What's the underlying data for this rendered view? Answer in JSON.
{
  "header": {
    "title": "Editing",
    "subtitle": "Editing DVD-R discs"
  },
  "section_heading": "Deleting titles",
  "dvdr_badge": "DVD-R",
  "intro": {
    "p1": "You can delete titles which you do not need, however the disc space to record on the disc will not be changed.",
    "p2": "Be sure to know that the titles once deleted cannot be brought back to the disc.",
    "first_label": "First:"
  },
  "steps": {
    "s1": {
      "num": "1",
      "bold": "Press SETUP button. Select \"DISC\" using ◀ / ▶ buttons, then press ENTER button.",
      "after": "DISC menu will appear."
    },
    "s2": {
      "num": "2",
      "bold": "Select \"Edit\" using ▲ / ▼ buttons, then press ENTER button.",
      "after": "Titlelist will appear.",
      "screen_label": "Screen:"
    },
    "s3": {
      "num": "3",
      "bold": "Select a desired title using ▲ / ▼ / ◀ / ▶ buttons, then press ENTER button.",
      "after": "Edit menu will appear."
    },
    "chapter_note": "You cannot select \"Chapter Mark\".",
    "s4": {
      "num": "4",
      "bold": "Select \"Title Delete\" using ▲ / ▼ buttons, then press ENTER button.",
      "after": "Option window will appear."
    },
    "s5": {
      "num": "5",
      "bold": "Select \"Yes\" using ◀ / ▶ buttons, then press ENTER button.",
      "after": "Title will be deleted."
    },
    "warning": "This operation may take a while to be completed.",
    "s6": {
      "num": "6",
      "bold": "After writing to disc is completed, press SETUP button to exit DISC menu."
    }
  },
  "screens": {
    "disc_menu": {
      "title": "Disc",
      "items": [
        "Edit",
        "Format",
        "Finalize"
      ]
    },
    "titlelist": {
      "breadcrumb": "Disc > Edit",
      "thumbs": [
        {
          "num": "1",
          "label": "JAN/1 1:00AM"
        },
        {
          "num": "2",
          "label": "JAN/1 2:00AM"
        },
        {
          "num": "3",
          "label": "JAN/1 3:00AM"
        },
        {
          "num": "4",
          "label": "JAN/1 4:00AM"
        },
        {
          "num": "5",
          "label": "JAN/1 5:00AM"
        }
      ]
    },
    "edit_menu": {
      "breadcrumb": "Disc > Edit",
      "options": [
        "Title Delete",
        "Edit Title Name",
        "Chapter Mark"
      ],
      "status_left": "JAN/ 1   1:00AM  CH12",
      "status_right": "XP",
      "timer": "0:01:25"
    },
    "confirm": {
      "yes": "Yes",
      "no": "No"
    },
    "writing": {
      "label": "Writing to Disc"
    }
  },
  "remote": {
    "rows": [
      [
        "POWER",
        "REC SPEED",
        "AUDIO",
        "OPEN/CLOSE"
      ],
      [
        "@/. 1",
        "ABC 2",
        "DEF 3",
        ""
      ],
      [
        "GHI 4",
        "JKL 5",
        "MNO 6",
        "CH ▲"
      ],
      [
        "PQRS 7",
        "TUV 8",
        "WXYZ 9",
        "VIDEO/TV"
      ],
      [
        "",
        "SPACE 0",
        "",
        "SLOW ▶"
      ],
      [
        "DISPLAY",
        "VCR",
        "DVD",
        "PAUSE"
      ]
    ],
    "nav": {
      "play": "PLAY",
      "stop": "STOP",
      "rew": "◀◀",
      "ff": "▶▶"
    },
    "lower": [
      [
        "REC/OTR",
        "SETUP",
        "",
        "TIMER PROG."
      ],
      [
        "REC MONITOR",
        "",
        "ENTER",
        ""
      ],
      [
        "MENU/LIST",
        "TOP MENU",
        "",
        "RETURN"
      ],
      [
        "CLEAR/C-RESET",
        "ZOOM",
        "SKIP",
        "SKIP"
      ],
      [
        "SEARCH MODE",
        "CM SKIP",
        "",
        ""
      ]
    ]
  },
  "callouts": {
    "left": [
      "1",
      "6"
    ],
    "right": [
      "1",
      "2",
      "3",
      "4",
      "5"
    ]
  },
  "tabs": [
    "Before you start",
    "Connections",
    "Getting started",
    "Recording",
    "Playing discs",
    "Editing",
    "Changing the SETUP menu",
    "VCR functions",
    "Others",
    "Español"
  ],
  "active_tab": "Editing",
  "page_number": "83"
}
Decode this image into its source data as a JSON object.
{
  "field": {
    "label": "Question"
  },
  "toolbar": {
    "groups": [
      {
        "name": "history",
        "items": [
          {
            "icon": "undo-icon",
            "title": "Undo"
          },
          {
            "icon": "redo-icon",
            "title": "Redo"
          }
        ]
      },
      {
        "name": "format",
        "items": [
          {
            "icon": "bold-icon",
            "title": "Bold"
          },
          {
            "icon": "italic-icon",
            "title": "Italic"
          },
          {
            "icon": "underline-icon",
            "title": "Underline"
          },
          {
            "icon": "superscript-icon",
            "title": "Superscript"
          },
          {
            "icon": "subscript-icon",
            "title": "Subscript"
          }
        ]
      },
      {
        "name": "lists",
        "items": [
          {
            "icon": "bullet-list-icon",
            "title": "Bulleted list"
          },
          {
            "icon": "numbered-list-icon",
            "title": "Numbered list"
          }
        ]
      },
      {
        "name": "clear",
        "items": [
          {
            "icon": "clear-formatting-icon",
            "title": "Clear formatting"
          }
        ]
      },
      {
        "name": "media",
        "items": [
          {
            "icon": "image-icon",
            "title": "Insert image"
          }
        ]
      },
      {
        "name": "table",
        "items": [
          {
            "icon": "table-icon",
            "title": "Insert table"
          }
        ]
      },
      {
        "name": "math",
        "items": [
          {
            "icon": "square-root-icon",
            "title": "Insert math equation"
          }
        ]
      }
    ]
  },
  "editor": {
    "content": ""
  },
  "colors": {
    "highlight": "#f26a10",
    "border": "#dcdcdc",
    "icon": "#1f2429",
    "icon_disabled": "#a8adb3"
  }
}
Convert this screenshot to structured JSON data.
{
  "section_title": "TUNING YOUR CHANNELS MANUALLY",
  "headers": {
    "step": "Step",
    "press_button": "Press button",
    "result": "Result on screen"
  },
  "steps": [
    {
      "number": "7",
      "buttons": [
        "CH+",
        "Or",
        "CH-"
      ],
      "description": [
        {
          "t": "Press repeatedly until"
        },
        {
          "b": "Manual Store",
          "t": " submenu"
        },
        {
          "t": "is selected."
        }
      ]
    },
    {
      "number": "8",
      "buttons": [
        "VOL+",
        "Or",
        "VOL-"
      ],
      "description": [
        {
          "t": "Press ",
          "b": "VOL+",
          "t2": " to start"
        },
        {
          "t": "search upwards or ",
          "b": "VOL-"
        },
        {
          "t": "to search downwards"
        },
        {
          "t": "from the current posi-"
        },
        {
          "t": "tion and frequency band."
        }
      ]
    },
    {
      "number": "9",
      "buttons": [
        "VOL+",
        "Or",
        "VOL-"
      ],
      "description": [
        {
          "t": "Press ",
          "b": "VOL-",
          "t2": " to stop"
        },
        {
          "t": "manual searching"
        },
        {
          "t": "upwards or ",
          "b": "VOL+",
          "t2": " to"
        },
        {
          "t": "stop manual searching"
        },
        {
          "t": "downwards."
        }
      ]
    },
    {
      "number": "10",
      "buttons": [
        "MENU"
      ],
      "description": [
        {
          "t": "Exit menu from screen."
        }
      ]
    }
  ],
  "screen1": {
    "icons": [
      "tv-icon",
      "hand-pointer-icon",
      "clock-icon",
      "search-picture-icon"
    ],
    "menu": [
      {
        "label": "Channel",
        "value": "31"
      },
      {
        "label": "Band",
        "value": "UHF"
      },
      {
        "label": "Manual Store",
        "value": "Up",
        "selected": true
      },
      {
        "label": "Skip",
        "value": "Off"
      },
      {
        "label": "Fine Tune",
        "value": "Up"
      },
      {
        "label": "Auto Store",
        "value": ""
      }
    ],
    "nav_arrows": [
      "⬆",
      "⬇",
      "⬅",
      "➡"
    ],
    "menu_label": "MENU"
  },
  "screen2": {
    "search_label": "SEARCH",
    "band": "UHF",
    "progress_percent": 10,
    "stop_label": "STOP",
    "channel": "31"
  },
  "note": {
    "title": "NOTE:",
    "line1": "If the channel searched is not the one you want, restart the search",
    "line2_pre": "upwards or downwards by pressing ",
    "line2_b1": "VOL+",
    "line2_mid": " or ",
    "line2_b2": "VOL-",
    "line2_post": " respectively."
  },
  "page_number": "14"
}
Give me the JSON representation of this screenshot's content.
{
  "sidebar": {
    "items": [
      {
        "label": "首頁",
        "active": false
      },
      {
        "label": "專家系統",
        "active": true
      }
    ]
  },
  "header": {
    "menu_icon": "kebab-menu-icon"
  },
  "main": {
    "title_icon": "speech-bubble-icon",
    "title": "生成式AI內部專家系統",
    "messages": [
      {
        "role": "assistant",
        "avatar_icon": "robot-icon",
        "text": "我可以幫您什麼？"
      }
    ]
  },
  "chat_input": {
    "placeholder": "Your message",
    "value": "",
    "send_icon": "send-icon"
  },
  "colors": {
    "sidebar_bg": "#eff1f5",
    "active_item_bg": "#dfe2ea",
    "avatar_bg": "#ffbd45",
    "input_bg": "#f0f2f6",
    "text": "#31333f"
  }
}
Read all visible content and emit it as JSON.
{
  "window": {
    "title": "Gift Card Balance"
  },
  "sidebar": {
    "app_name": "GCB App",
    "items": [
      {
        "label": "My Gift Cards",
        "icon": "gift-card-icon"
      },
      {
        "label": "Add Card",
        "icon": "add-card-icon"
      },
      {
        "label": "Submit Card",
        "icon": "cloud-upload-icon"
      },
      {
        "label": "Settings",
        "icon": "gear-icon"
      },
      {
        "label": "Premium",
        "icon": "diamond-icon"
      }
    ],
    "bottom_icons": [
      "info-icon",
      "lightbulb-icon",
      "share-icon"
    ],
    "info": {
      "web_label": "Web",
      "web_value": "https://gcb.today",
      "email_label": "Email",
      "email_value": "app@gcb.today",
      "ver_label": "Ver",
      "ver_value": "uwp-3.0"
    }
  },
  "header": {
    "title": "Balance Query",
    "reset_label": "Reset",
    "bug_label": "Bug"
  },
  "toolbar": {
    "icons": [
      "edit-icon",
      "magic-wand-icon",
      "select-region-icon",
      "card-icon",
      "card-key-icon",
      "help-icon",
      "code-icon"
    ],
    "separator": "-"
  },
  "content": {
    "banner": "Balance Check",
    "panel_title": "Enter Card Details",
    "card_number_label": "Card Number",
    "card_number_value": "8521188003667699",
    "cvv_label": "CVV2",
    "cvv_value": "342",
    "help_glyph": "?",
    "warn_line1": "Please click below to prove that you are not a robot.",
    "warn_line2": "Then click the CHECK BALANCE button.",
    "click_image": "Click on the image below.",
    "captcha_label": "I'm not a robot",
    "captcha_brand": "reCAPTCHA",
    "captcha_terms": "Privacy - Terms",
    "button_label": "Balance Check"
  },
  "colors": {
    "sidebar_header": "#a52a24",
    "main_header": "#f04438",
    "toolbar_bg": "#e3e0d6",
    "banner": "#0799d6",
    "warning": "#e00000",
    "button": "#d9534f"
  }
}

= = =

Pull out each line of the records holding the string "banner".

    "banner": "Balance Check",
    "banner": "#0799d6",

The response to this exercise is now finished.